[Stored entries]
....
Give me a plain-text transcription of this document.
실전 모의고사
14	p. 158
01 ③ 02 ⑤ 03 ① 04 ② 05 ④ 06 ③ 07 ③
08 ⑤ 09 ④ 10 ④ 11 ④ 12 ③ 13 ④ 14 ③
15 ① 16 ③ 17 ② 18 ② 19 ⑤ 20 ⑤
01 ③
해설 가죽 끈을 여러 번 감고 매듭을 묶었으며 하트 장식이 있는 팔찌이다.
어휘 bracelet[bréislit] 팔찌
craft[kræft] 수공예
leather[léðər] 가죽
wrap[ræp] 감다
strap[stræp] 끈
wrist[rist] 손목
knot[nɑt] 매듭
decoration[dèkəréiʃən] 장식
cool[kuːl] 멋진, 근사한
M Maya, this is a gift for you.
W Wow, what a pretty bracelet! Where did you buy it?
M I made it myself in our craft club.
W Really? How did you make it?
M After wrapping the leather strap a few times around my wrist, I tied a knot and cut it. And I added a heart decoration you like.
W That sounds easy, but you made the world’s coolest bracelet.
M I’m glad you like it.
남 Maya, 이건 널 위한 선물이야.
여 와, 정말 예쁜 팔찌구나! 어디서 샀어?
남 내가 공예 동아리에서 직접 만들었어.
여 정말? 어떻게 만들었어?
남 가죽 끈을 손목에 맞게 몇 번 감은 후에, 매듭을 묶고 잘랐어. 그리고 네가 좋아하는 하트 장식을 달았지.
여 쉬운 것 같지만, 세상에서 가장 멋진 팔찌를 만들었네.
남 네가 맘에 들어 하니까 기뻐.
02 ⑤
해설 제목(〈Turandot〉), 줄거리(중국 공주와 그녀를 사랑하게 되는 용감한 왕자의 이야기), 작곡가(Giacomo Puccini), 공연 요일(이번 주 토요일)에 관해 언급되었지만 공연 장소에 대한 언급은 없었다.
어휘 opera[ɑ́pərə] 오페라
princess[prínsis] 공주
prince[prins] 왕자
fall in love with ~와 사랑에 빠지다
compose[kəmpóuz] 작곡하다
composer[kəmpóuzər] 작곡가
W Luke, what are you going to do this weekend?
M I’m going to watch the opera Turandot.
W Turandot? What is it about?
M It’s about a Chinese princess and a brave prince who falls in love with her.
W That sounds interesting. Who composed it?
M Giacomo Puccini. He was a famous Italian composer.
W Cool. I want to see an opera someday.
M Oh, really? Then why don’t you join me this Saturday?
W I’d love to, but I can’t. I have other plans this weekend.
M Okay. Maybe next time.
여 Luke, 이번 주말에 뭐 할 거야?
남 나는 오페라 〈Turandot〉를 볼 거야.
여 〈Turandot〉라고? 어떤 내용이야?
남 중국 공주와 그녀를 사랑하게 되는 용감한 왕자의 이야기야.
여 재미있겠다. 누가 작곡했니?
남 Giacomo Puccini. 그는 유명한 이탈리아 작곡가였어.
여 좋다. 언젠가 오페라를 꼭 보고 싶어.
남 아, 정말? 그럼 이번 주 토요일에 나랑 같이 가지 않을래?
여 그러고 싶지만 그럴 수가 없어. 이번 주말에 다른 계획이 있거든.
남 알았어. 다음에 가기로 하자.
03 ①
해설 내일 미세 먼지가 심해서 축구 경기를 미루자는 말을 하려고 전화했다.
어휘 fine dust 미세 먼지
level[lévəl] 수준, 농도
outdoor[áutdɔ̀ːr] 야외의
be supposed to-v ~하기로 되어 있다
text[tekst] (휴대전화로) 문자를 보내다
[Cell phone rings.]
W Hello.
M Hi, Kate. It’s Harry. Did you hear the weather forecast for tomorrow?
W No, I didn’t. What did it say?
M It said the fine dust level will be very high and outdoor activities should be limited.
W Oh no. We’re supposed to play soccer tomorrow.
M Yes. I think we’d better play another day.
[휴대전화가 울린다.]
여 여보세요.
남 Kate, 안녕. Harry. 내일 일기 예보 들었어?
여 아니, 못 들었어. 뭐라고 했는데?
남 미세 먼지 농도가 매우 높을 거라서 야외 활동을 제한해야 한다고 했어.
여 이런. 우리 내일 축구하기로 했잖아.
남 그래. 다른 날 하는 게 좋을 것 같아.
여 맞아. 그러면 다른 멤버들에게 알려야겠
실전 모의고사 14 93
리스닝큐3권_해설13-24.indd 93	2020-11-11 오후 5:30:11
....
Exercise details: Tally every line of the listing that holds the string "love", then give the number by itself.

Result of this task: 3